● Given instruction: Identify every line in the records below that contains the word "title", and reproduce each one.

● Data in this exercise:
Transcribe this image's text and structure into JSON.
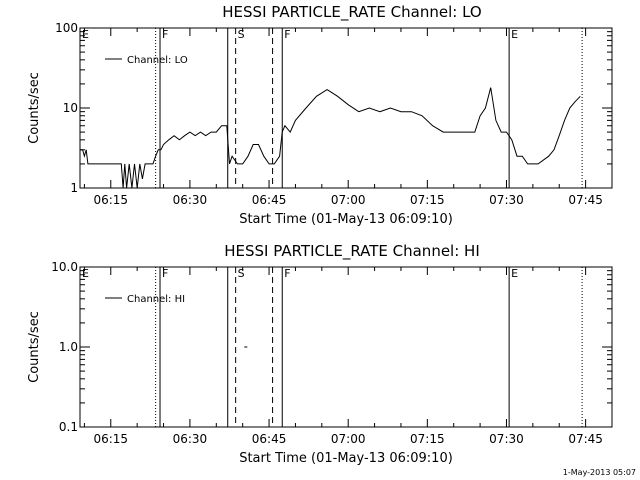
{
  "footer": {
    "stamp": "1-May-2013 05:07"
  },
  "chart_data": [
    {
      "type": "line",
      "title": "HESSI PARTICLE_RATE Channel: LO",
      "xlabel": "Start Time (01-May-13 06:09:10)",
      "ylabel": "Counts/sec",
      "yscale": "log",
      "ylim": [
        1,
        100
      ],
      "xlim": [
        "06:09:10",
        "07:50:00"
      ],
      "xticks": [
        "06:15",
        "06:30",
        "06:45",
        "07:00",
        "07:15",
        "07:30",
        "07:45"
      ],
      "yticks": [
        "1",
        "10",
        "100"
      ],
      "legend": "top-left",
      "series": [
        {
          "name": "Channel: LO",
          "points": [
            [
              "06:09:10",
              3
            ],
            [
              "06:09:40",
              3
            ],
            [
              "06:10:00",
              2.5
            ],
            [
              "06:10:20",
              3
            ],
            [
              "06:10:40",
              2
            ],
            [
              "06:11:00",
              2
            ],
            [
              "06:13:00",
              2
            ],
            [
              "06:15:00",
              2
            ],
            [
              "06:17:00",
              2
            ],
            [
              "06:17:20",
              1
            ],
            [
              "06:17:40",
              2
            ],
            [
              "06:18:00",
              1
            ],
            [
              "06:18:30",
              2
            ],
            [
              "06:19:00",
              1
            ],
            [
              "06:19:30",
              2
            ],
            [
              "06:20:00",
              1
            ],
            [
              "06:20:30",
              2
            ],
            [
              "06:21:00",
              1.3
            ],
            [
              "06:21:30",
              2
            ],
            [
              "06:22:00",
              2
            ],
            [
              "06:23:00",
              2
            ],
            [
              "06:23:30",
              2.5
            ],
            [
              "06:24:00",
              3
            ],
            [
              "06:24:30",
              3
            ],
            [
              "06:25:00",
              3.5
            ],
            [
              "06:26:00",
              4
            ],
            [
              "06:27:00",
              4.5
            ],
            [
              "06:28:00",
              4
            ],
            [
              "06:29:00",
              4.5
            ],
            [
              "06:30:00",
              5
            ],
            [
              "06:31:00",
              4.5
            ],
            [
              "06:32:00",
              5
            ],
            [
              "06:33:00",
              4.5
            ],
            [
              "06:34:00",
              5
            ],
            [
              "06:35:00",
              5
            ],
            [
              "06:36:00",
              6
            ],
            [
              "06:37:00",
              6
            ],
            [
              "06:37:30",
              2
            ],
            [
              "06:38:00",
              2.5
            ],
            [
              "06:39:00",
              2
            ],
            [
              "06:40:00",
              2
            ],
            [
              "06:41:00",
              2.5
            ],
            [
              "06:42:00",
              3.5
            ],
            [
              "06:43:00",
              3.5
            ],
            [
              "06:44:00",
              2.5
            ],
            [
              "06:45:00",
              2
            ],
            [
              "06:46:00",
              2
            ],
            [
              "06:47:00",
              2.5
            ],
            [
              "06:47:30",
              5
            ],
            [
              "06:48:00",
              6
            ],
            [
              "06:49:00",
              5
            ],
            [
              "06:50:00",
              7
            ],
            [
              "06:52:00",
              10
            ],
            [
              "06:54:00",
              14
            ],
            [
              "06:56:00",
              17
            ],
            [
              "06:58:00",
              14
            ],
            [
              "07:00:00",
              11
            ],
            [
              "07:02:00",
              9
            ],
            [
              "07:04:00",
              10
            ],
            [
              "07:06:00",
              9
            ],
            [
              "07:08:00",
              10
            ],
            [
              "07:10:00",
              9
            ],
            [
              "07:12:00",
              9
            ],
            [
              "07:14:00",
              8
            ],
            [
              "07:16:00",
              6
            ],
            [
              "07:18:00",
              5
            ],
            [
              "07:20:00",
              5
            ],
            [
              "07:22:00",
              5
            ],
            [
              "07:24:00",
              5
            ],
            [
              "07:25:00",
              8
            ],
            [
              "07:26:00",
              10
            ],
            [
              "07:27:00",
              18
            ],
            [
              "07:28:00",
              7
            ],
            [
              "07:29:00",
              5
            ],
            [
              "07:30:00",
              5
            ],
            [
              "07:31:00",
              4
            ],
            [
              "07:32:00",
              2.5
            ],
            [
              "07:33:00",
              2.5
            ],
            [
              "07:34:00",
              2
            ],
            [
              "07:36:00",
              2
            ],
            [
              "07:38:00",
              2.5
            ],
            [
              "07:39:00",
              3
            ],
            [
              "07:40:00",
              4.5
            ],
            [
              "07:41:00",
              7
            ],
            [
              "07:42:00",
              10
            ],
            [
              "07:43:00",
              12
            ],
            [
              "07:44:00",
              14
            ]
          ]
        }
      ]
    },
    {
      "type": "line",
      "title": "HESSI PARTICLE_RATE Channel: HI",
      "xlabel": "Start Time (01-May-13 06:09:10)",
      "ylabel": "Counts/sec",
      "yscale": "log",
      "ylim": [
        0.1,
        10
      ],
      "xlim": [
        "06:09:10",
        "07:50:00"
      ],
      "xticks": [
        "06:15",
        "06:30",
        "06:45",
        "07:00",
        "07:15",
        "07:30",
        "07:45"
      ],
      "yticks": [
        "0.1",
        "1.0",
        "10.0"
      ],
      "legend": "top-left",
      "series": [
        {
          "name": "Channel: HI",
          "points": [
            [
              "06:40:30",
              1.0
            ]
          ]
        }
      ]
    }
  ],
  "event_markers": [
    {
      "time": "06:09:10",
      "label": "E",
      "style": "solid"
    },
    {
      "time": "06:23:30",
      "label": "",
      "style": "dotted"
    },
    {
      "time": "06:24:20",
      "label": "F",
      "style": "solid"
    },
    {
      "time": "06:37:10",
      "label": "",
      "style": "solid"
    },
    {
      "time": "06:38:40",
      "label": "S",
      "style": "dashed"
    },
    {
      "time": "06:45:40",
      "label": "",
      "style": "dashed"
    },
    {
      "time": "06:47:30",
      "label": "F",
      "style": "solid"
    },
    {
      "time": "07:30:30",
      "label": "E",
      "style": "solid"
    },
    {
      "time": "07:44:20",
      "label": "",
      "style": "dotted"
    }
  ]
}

--

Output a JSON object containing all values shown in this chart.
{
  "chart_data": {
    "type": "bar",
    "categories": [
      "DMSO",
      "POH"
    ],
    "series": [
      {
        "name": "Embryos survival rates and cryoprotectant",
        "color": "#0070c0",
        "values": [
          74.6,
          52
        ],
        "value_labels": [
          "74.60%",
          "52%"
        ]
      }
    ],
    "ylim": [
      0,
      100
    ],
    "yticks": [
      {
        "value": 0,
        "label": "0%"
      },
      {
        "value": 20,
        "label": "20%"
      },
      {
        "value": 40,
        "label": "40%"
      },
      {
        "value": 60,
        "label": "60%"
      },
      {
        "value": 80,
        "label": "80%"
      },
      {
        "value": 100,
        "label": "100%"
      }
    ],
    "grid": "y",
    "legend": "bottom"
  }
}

● Task output:
      "title": "HESSI PARTICLE_RATE Channel: LO",
      "title": "HESSI PARTICLE_RATE Channel: HI",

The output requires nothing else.